Aim of the task :: Return the material below in full and exactly.

Figure data in JSON
= = = = =

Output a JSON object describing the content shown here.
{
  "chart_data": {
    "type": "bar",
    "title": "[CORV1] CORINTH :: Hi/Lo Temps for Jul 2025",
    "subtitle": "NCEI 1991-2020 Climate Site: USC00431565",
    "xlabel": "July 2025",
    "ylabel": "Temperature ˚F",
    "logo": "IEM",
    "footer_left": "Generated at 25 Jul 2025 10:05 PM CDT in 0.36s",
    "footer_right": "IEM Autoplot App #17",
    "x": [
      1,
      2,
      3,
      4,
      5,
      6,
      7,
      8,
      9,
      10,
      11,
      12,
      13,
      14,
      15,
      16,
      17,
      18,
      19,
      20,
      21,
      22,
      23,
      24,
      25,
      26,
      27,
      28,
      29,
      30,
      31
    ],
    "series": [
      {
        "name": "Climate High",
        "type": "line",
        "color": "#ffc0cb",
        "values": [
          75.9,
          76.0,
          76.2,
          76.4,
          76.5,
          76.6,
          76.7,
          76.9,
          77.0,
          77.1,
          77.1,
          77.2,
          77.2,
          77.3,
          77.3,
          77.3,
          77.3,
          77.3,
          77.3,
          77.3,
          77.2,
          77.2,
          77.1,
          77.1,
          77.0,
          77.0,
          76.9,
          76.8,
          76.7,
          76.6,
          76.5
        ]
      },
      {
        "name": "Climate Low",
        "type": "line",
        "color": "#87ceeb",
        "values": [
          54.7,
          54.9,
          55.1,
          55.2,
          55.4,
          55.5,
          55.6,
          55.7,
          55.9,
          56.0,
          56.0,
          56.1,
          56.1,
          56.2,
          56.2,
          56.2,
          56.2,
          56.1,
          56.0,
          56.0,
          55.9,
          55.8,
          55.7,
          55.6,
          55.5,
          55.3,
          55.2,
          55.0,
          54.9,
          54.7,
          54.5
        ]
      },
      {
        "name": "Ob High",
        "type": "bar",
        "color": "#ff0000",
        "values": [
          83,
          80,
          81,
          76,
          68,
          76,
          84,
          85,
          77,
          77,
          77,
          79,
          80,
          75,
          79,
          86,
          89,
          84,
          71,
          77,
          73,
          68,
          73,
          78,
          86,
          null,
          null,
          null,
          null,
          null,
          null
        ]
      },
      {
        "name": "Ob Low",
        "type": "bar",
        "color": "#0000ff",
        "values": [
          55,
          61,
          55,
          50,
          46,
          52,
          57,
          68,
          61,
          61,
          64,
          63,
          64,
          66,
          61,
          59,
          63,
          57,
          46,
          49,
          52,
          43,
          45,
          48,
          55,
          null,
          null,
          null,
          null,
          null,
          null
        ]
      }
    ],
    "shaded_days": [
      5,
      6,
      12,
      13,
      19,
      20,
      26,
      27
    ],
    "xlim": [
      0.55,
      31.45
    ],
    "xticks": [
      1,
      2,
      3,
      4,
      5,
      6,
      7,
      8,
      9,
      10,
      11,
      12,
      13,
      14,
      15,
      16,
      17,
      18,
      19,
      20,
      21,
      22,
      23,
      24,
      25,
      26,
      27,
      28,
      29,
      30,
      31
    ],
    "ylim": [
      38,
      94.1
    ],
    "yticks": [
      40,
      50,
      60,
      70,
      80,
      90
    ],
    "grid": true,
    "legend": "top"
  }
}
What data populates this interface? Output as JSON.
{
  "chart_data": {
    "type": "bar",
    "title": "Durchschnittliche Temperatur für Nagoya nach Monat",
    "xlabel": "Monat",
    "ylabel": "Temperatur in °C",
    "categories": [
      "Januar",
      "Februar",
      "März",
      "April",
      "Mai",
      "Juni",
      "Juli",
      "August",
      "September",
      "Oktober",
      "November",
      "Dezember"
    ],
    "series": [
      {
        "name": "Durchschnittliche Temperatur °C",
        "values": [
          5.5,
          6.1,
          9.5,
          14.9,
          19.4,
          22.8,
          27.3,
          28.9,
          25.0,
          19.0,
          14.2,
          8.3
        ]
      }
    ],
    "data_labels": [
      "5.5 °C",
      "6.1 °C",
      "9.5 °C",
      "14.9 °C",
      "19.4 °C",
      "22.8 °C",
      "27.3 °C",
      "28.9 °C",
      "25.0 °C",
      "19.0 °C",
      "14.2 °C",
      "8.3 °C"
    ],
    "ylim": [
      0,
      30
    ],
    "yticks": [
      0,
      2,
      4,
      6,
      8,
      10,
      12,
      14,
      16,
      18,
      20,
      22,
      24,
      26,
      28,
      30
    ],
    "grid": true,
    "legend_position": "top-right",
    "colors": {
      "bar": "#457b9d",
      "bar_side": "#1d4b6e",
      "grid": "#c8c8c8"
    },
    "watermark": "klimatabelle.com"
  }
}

= = = = =

Output of the task ::
Output a JSON object describing the content shown here.
{
  "chart_data": {
    "type": "bar",
    "title": "[CORV1] CORINTH :: Hi/Lo Temps for Jul 2025",
    "subtitle": "NCEI 1991-2020 Climate Site: USC00431565",
    "xlabel": "July 2025",
    "ylabel": "Temperature ˚F",
    "logo": "IEM",
    "footer_left": "Generated at 25 Jul 2025 10:05 PM CDT in 0.36s",
    "footer_right": "IEM Autoplot App #17",
    "x": [
      1,
      2,
      3,
      4,
      5,
      6,
      7,
      8,
      9,
      10,
      11,
      12,
      13,
      14,
      15,
      16,
      17,
      18,
      19,
      20,
      21,
      22,
      23,
      24,
      25,
      26,
      27,
      28,
      29,
      30,
      31
    ],
    "series": [
      {
        "name": "Climate High",
        "type": "line",
        "color": "#ffc0cb",
        "values": [
          75.9,
          76.0,
          76.2,
          76.4,
          76.5,
          76.6,
          76.7,
          76.9,
          77.0,
          77.1,
          77.1,
          77.2,
          77.2,
          77.3,
          77.3,
          77.3,
          77.3,
          77.3,
          77.3,
          77.3,
          77.2,
          77.2,
          77.1,
          77.1,
          77.0,
          77.0,
          76.9,
          76.8,
          76.7,
          76.6,
          76.5
        ]
      },
      {
        "name": "Climate Low",
        "type": "line",
        "color": "#87ceeb",
        "values": [
          54.7,
          54.9,
          55.1,
          55.2,
          55.4,
          55.5,
          55.6,
          55.7,
          55.9,
          56.0,
          56.0,
          56.1,
          56.1,
          56.2,
          56.2,
          56.2,
          56.2,
          56.1,
          56.0,
          56.0,
          55.9,
          55.8,
          55.7,
          55.6,
          55.5,
          55.3,
          55.2,
          55.0,
          54.9,
          54.7,
          54.5
        ]
      },
      {
        "name": "Ob High",
        "type": "bar",
        "color": "#ff0000",
        "values": [
          83,
          80,
          81,
          76,
          68,
          76,
          84,
          85,
          77,
          77,
          77,
          79,
          80,
          75,
          79,
          86,
          89,
          84,
          71,
          77,
          73,
          68,
          73,
          78,
          86,
          null,
          null,
          null,
          null,
          null,
          null
        ]
      },
      {
        "name": "Ob Low",
        "type": "bar",
        "color": "#0000ff",
        "values": [
          55,
          61,
          55,
          50,
          46,
          52,
          57,
          68,
          61,
          61,
          64,
          63,
          64,
          66,
          61,
          59,
          63,
          57,
          46,
          49,
          52,
          43,
          45,
          48,
          55,
          null,
          null,
          null,
          null,
          null,
          null
        ]
      }
    ],
    "shaded_days": [
      5,
      6,
      12,
      13,
      19,
      20,
      26,
      27
    ],
    "xlim": [
      0.55,
      31.45
    ],
    "xticks": [
      1,
      2,
      3,
      4,
      5,
      6,
      7,
      8,
      9,
      10,
      11,
      12,
      13,
      14,
      15,
      16,
      17,
      18,
      19,
      20,
      21,
      22,
      23,
      24,
      25,
      26,
      27,
      28,
      29,
      30,
      31
    ],
    "ylim": [
      38,
      94.1
    ],
    "yticks": [
      40,
      50,
      60,
      70,
      80,
      90
    ],
    "grid": true,
    "legend": "top"
  }
}
What data populates this interface? Output as JSON.
{
  "chart_data": {
    "type": "bar",
    "title": "Durchschnittliche Temperatur für Nagoya nach Monat",
    "xlabel": "Monat",
    "ylabel": "Temperatur in °C",
    "categories": [
      "Januar",
      "Februar",
      "März",
      "April",
      "Mai",
      "Juni",
      "Juli",
      "August",
      "September",
      "Oktober",
      "November",
      "Dezember"
    ],
    "series": [
      {
        "name": "Durchschnittliche Temperatur °C",
        "values": [
          5.5,
          6.1,
          9.5,
          14.9,
          19.4,
          22.8,
          27.3,
          28.9,
          25.0,
          19.0,
          14.2,
          8.3
        ]
      }
    ],
    "data_labels": [
      "5.5 °C",
      "6.1 °C",
      "9.5 °C",
      "14.9 °C",
      "19.4 °C",
      "22.8 °C",
      "27.3 °C",
      "28.9 °C",
      "25.0 °C",
      "19.0 °C",
      "14.2 °C",
      "8.3 °C"
    ],
    "ylim": [
      0,
      30
    ],
    "yticks": [
      0,
      2,
      4,
      6,
      8,
      10,
      12,
      14,
      16,
      18,
      20,
      22,
      24,
      26,
      28,
      30
    ],
    "grid": true,
    "legend_position": "top-right",
    "colors": {
      "bar": "#457b9d",
      "bar_side": "#1d4b6e",
      "grid": "#c8c8c8"
    },
    "watermark": "klimatabelle.com"
  }
}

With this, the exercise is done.